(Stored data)
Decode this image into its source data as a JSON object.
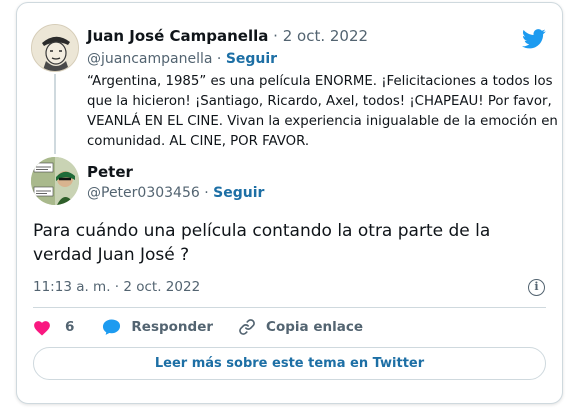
{
  "parent_tweet": {
    "author_name": "Juan José Campanella",
    "separator": "·",
    "date": "2 oct. 2022",
    "handle": "@juancampanella",
    "follow_label": "Seguir",
    "text": "“Argentina, 1985” es una película ENORME. ¡Felicitaciones a todos los que la hicieron! ¡Santiago, Ricardo, Axel, todos! ¡CHAPEAU! Por favor, VEANLÁ EN EL CINE. Vivan la experiencia inigualable de la emoción en comunidad. AL CINE, POR FAVOR."
  },
  "reply_tweet": {
    "author_name": "Peter",
    "handle": "@Peter0303456",
    "separator": "·",
    "follow_label": "Seguir",
    "text": "Para cuándo una película contando la otra parte de la verdad Juan José ?",
    "timestamp": "11:13 a. m. · 2 oct. 2022"
  },
  "actions": {
    "like_count": "6",
    "reply_label": "Responder",
    "copy_label": "Copia enlace"
  },
  "read_more_label": "Leer más sobre este tema en Twitter",
  "info_icon_glyph": "i",
  "colors": {
    "twitter_blue": "#1d9bf0",
    "link_blue": "#1d6fa5",
    "heart": "#f91880",
    "muted": "#536471",
    "border": "#cfd9de"
  },
  "icons": [
    "twitter-bird-icon",
    "info-icon",
    "heart-icon",
    "reply-bubble-icon",
    "link-icon"
  ]
}
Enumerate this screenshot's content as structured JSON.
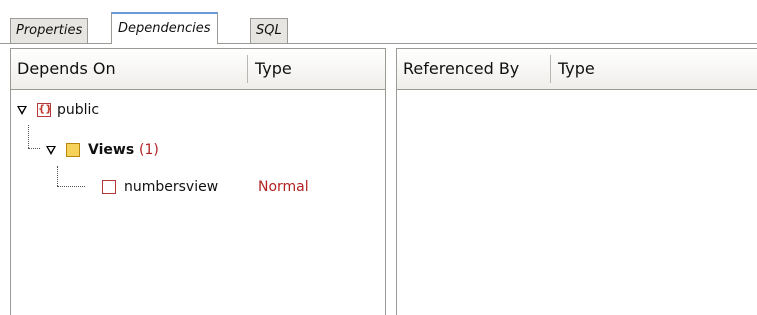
{
  "tabs": [
    {
      "label": "Properties"
    },
    {
      "label": "Dependencies",
      "active": true
    },
    {
      "label": "SQL"
    }
  ],
  "left_panel": {
    "columns": [
      "Depends On",
      "Type"
    ],
    "tree": {
      "schema": {
        "name": "public"
      },
      "group": {
        "name": "Views",
        "count": "(1)"
      },
      "item": {
        "name": "numbersview",
        "type": "Normal"
      }
    }
  },
  "right_panel": {
    "columns": [
      "Referenced By",
      "Type"
    ]
  },
  "colors": {
    "accent_tab": "#6b9ad8",
    "type_text": "#b22222",
    "border": "#9c9a94"
  },
  "icons": {
    "expand": "triangle-down-icon",
    "schema": "schema-icon",
    "folder": "views-folder-icon",
    "view": "view-icon"
  }
}
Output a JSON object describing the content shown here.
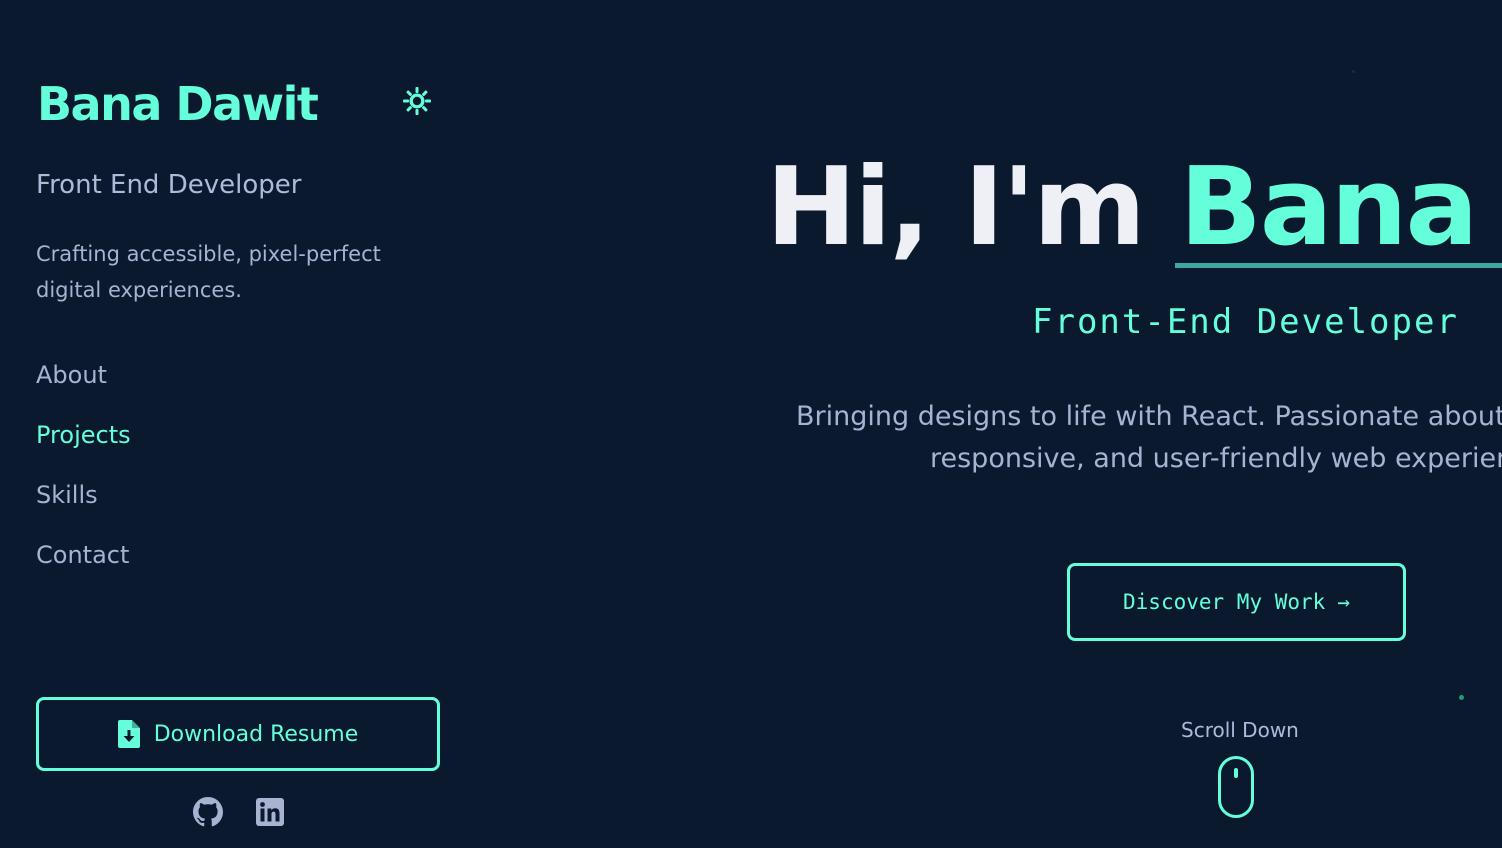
{
  "colors": {
    "background": "#0b192f",
    "accent": "#64ffda",
    "text_primary": "#eef0f6",
    "text_secondary": "#a8b2d1"
  },
  "sidebar": {
    "brand": {
      "first": "Bana",
      "last": "Dawit"
    },
    "theme_toggle_icon": "sun-icon",
    "role": "Front End Developer",
    "tagline_line1": "Crafting accessible, pixel-perfect",
    "tagline_line2": "digital experiences.",
    "nav": [
      {
        "label": "About",
        "active": false
      },
      {
        "label": "Projects",
        "active": true
      },
      {
        "label": "Skills",
        "active": false
      },
      {
        "label": "Contact",
        "active": false
      }
    ],
    "resume_button": {
      "label": "Download Resume",
      "icon": "file-download-icon"
    },
    "socials": [
      {
        "icon": "github-icon"
      },
      {
        "icon": "linkedin-icon"
      }
    ]
  },
  "hero": {
    "greeting": "Hi, I'm",
    "name": "Bana Da",
    "role": "Front-End Developer",
    "description_line1": "Bringing designs to life with React. Passionate about c",
    "description_line2": "responsive, and user-friendly web experienc",
    "cta_label": "Discover My Work",
    "cta_arrow": "→",
    "scroll_label": "Scroll Down"
  }
}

PROBLEM DESCRIPTION => Return the records exactly. Don't carry the pictures over.

SOLUTION FOR THIS PROBLEM =>
Decode this image into its source data as a JSON object.
{
  "parent_tweet": {
    "author_name": "Juan José Campanella",
    "separator": "·",
    "date": "2 oct. 2022",
    "handle": "@juancampanella",
    "follow_label": "Seguir",
    "text": "“Argentina, 1985” es una película ENORME. ¡Felicitaciones a todos los que la hicieron! ¡Santiago, Ricardo, Axel, todos! ¡CHAPEAU! Por favor, VEANLÁ EN EL CINE. Vivan la experiencia inigualable de la emoción en comunidad. AL CINE, POR FAVOR."
  },
  "reply_tweet": {
    "author_name": "Peter",
    "handle": "@Peter0303456",
    "separator": "·",
    "follow_label": "Seguir",
    "text": "Para cuándo una película contando la otra parte de la verdad Juan José ?",
    "timestamp": "11:13 a. m. · 2 oct. 2022"
  },
  "actions": {
    "like_count": "6",
    "reply_label": "Responder",
    "copy_label": "Copia enlace"
  },
  "read_more_label": "Leer más sobre este tema en Twitter",
  "info_icon_glyph": "i",
  "colors": {
    "twitter_blue": "#1d9bf0",
    "link_blue": "#1d6fa5",
    "heart": "#f91880",
    "muted": "#536471",
    "border": "#cfd9de"
  },
  "icons": [
    "twitter-bird-icon",
    "info-icon",
    "heart-icon",
    "reply-bubble-icon",
    "link-icon"
  ]
}
Enumerate this screenshot's content as structured JSON.
{
  "tabs": [
    {
      "label": "Properties"
    },
    {
      "label": "Dependencies",
      "active": true
    },
    {
      "label": "SQL"
    }
  ],
  "left_panel": {
    "columns": [
      "Depends On",
      "Type"
    ],
    "tree": {
      "schema": {
        "name": "public"
      },
      "group": {
        "name": "Views",
        "count": "(1)"
      },
      "item": {
        "name": "numbersview",
        "type": "Normal"
      }
    }
  },
  "right_panel": {
    "columns": [
      "Referenced By",
      "Type"
    ]
  },
  "colors": {
    "accent_tab": "#6b9ad8",
    "type_text": "#b22222",
    "border": "#9c9a94"
  },
  "icons": {
    "expand": "triangle-down-icon",
    "schema": "schema-icon",
    "folder": "views-folder-icon",
    "view": "view-icon"
  }
}
Output a JSON object describing the content shown here.
{
  "colors": {
    "background": "#0b192f",
    "accent": "#64ffda",
    "text_primary": "#eef0f6",
    "text_secondary": "#a8b2d1"
  },
  "sidebar": {
    "brand": {
      "first": "Bana",
      "last": "Dawit"
    },
    "theme_toggle_icon": "sun-icon",
    "role": "Front End Developer",
    "tagline_line1": "Crafting accessible, pixel-perfect",
    "tagline_line2": "digital experiences.",
    "nav": [
      {
        "label": "About",
        "active": false
      },
      {
        "label": "Projects",
        "active": true
      },
      {
        "label": "Skills",
        "active": false
      },
      {
        "label": "Contact",
        "active": false
      }
    ],
    "resume_button": {
      "label": "Download Resume",
      "icon": "file-download-icon"
    },
    "socials": [
      {
        "icon": "github-icon"
      },
      {
        "icon": "linkedin-icon"
      }
    ]
  },
  "hero": {
    "greeting": "Hi, I'm",
    "name": "Bana Da",
    "role": "Front-End Developer",
    "description_line1": "Bringing designs to life with React. Passionate about c",
    "description_line2": "responsive, and user-friendly web experienc",
    "cta_label": "Discover My Work",
    "cta_arrow": "→",
    "scroll_label": "Scroll Down"
  }
}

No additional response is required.